** start **

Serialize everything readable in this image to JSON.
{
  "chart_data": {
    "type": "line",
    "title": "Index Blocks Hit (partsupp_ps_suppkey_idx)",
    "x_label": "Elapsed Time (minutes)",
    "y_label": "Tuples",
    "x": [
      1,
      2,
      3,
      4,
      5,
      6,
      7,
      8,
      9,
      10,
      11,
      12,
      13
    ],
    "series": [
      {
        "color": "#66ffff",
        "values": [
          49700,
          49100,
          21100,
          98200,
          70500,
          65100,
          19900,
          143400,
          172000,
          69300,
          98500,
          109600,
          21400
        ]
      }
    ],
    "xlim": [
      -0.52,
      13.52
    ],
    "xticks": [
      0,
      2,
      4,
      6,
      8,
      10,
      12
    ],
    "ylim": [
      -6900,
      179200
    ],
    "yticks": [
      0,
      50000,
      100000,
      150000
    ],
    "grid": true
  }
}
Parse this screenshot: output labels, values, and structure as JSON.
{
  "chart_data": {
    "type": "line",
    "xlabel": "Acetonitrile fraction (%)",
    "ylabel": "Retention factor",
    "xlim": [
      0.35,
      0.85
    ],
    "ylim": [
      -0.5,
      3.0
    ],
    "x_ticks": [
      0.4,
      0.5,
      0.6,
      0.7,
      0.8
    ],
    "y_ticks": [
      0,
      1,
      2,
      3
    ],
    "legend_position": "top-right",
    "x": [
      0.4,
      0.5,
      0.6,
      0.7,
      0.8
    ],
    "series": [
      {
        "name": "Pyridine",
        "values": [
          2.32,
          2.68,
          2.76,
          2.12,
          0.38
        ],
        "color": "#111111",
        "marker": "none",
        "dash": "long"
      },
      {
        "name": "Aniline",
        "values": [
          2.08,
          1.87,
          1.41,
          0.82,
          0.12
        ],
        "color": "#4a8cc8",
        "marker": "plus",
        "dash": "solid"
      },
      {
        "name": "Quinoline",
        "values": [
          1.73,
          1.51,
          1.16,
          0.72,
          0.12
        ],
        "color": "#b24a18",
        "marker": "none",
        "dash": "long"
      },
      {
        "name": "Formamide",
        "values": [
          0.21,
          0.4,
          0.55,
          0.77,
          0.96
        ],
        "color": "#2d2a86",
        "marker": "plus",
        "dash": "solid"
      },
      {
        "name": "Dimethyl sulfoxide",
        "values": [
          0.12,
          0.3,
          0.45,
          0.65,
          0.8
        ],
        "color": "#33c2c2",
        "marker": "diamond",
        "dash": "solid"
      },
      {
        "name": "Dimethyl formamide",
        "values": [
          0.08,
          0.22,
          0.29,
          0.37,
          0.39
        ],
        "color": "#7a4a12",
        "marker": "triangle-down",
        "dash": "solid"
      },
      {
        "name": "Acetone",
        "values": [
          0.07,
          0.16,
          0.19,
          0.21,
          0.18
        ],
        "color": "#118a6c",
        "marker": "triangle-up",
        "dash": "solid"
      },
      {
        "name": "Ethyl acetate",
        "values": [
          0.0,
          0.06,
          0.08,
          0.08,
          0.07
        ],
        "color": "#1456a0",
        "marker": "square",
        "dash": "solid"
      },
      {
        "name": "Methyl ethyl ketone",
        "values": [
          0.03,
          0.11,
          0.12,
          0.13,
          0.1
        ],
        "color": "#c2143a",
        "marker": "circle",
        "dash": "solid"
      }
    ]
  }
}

** end **

#### DIRECTIONS:
Nothing may be left out: return each entry exactly as it reads.

#### EXERCISE ANSWER:
Serialize everything readable in this image to JSON.
{
  "chart_data": {
    "type": "line",
    "title": "Index Blocks Hit (partsupp_ps_suppkey_idx)",
    "x_label": "Elapsed Time (minutes)",
    "y_label": "Tuples",
    "x": [
      1,
      2,
      3,
      4,
      5,
      6,
      7,
      8,
      9,
      10,
      11,
      12,
      13
    ],
    "series": [
      {
        "color": "#66ffff",
        "values": [
          49700,
          49100,
          21100,
          98200,
          70500,
          65100,
          19900,
          143400,
          172000,
          69300,
          98500,
          109600,
          21400
        ]
      }
    ],
    "xlim": [
      -0.52,
      13.52
    ],
    "xticks": [
      0,
      2,
      4,
      6,
      8,
      10,
      12
    ],
    "ylim": [
      -6900,
      179200
    ],
    "yticks": [
      0,
      50000,
      100000,
      150000
    ],
    "grid": true
  }
}
Parse this screenshot: output labels, values, and structure as JSON.
{
  "chart_data": {
    "type": "line",
    "xlabel": "Acetonitrile fraction (%)",
    "ylabel": "Retention factor",
    "xlim": [
      0.35,
      0.85
    ],
    "ylim": [
      -0.5,
      3.0
    ],
    "x_ticks": [
      0.4,
      0.5,
      0.6,
      0.7,
      0.8
    ],
    "y_ticks": [
      0,
      1,
      2,
      3
    ],
    "legend_position": "top-right",
    "x": [
      0.4,
      0.5,
      0.6,
      0.7,
      0.8
    ],
    "series": [
      {
        "name": "Pyridine",
        "values": [
          2.32,
          2.68,
          2.76,
          2.12,
          0.38
        ],
        "color": "#111111",
        "marker": "none",
        "dash": "long"
      },
      {
        "name": "Aniline",
        "values": [
          2.08,
          1.87,
          1.41,
          0.82,
          0.12
        ],
        "color": "#4a8cc8",
        "marker": "plus",
        "dash": "solid"
      },
      {
        "name": "Quinoline",
        "values": [
          1.73,
          1.51,
          1.16,
          0.72,
          0.12
        ],
        "color": "#b24a18",
        "marker": "none",
        "dash": "long"
      },
      {
        "name": "Formamide",
        "values": [
          0.21,
          0.4,
          0.55,
          0.77,
          0.96
        ],
        "color": "#2d2a86",
        "marker": "plus",
        "dash": "solid"
      },
      {
        "name": "Dimethyl sulfoxide",
        "values": [
          0.12,
          0.3,
          0.45,
          0.65,
          0.8
        ],
        "color": "#33c2c2",
        "marker": "diamond",
        "dash": "solid"
      },
      {
        "name": "Dimethyl formamide",
        "values": [
          0.08,
          0.22,
          0.29,
          0.37,
          0.39
        ],
        "color": "#7a4a12",
        "marker": "triangle-down",
        "dash": "solid"
      },
      {
        "name": "Acetone",
        "values": [
          0.07,
          0.16,
          0.19,
          0.21,
          0.18
        ],
        "color": "#118a6c",
        "marker": "triangle-up",
        "dash": "solid"
      },
      {
        "name": "Ethyl acetate",
        "values": [
          0.0,
          0.06,
          0.08,
          0.08,
          0.07
        ],
        "color": "#1456a0",
        "marker": "square",
        "dash": "solid"
      },
      {
        "name": "Methyl ethyl ketone",
        "values": [
          0.03,
          0.11,
          0.12,
          0.13,
          0.1
        ],
        "color": "#c2143a",
        "marker": "circle",
        "dash": "solid"
      }
    ]
  }
}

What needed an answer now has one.